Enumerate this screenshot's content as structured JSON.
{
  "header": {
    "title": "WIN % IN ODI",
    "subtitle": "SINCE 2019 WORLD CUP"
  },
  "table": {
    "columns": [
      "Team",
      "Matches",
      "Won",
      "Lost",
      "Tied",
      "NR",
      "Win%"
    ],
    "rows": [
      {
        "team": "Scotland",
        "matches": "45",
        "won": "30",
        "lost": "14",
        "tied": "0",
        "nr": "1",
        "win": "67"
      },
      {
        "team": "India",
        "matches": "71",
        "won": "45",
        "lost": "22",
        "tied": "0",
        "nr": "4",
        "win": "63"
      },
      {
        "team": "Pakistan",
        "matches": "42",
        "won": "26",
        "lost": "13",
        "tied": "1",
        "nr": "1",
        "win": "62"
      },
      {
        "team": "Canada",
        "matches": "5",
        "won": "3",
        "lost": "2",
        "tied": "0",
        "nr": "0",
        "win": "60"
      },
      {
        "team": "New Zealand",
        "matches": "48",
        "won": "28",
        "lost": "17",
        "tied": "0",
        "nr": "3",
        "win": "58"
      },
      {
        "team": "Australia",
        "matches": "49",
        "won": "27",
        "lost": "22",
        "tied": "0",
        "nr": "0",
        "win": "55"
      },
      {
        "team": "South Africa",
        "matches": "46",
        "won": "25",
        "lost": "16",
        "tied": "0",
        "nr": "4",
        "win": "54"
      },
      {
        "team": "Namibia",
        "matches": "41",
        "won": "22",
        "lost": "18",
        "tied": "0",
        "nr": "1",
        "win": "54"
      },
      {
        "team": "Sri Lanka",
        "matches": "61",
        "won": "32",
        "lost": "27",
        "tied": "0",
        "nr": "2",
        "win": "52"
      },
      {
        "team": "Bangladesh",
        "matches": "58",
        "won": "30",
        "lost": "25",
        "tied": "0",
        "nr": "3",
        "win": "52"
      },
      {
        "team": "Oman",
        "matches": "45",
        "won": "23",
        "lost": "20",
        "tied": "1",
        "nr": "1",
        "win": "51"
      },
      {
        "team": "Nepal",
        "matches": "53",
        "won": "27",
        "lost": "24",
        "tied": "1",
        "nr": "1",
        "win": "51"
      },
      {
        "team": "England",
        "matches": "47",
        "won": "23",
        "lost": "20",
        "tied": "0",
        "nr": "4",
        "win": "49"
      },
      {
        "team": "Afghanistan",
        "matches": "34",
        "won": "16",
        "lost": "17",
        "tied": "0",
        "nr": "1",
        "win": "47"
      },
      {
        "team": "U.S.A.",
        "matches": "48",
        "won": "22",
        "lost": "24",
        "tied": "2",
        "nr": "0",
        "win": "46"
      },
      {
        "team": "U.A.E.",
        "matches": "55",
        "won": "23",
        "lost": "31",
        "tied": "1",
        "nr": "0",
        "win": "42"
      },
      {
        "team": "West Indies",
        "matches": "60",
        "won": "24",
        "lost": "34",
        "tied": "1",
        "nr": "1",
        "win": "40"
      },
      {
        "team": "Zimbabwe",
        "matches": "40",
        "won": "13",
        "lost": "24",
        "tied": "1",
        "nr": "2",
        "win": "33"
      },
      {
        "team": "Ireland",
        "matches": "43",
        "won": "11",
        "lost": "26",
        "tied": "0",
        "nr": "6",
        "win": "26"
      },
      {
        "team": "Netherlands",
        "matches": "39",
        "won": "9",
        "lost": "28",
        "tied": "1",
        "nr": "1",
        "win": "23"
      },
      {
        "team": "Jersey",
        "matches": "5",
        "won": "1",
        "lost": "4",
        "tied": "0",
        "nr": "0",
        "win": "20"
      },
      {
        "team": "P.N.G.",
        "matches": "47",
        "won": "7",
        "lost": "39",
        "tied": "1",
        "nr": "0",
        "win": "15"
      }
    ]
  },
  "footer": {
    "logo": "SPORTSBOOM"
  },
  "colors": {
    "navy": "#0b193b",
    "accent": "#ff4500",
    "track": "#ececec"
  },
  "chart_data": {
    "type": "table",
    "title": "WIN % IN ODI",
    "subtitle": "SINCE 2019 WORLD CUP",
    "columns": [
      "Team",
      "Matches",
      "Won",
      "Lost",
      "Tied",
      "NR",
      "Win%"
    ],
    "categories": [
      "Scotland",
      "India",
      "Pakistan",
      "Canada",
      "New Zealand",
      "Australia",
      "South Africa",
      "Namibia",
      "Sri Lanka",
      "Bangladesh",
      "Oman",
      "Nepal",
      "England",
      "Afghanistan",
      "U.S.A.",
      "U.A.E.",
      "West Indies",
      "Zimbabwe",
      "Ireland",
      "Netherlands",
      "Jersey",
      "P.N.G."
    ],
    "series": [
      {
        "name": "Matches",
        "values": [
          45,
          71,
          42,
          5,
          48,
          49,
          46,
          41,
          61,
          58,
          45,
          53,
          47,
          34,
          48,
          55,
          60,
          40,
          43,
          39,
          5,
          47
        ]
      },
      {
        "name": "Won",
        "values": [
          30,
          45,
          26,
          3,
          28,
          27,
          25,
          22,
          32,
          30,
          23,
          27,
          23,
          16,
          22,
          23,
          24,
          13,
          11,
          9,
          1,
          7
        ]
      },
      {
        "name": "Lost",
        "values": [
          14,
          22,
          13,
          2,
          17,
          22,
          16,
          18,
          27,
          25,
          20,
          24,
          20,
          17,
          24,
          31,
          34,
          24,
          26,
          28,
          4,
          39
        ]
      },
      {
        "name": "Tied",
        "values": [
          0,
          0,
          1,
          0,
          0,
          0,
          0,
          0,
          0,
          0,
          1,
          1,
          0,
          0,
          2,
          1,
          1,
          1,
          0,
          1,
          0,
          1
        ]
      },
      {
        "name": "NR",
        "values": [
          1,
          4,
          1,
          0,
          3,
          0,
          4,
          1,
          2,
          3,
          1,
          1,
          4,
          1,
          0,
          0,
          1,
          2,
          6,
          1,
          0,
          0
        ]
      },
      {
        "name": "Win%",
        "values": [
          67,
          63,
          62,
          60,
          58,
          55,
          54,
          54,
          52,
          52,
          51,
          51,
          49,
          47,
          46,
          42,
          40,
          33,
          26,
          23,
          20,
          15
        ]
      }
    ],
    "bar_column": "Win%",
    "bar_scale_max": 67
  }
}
══════════
=== DIRECTIONS FOR THIS TASK ===
Of the lines above, how many contain the word "name"? Provide the number and nothing else.

=== TASK ANSWER ===
6